WRITTEN EXERCISE: Gather each line of the records where "Micko" appears.

PROVIDED INFORMATION:
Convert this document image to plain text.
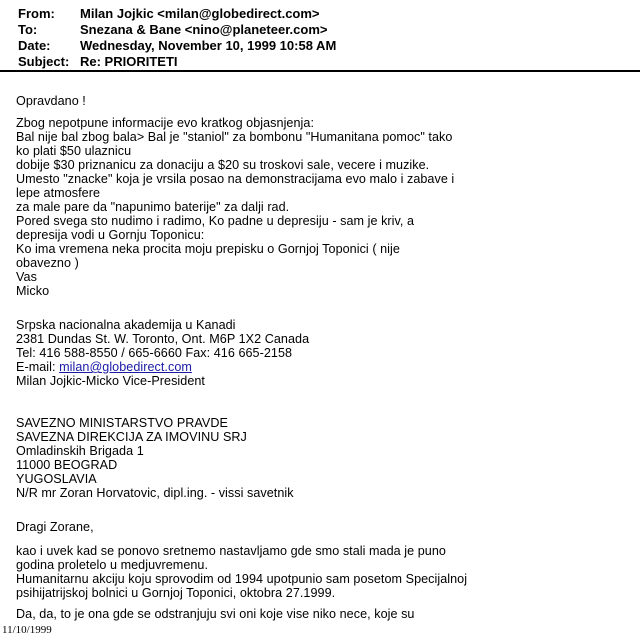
From: Milan Jojkic <milan@globedirect.com>
To:	Snezana & Bane <nino@planeteer.com>
Date: Wednesday, November 10, 1999 10:58 AM
Subject: Re: PRIORITETI
Opravdano !
Zbog nepotpune informacije evo kratkog objasnjenja:
Bal nije bal zbog bala> Bal je "staniol" za bombonu "Humanitana pomoc" tako
ko plati $50 ulaznicu
dobije $30 priznanicu za donaciju a $20 su troskovi sale, vecere i muzike.
Umesto "znacke" koja je vrsila posao na demonstracijama evo malo i zabave i
lepe atmosfere
za male pare da "napunimo baterije" za dalji rad.
Pored svega sto nudimo i radimo, Ko padne u depresiju - sam je kriv, a
depresija vodi u Gornju Toponicu:
Ko ima vremena neka procita moju prepisku o Gornjoj Toponici ( nije
obavezno )
Vas
Micko
Srpska nacionalna akademija u Kanadi
2381 Dundas St. W. Toronto, Ont. M6P 1X2 Canada
Tel: 416 588-8550 / 665-6660 Fax: 416 665-2158
E-mail: milan@globedirect.com
Milan Jojkic-Micko Vice-President
SAVEZNO MINISTARSTVO PRAVDE
SAVEZNA DIREKCIJA ZA IMOVINU SRJ
Omladinskih Brigada 1
11000 BEOGRAD
YUGOSLAVIA
N/R mr Zoran Horvatovic, dipl.ing. - vissi savetnik
Dragi Zorane,
kao i uvek kad se ponovo sretnemo nastavljamo gde smo stali mada je puno
godina proletelo u medjuvremenu.
Humanitarnu akciju koju sprovodim od 1994 upotpunio sam posetom Specijalnoj
psihijatrijskoj bolnici u Gornjoj Toponici, oktobra 27.1999.
Da, da, to je ona gde se odstranjuju svi oni koje vise niko nece, koje su
11/10/1999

FULL RESPONSE:
Micko
Milan Jojkic-Micko Vice-President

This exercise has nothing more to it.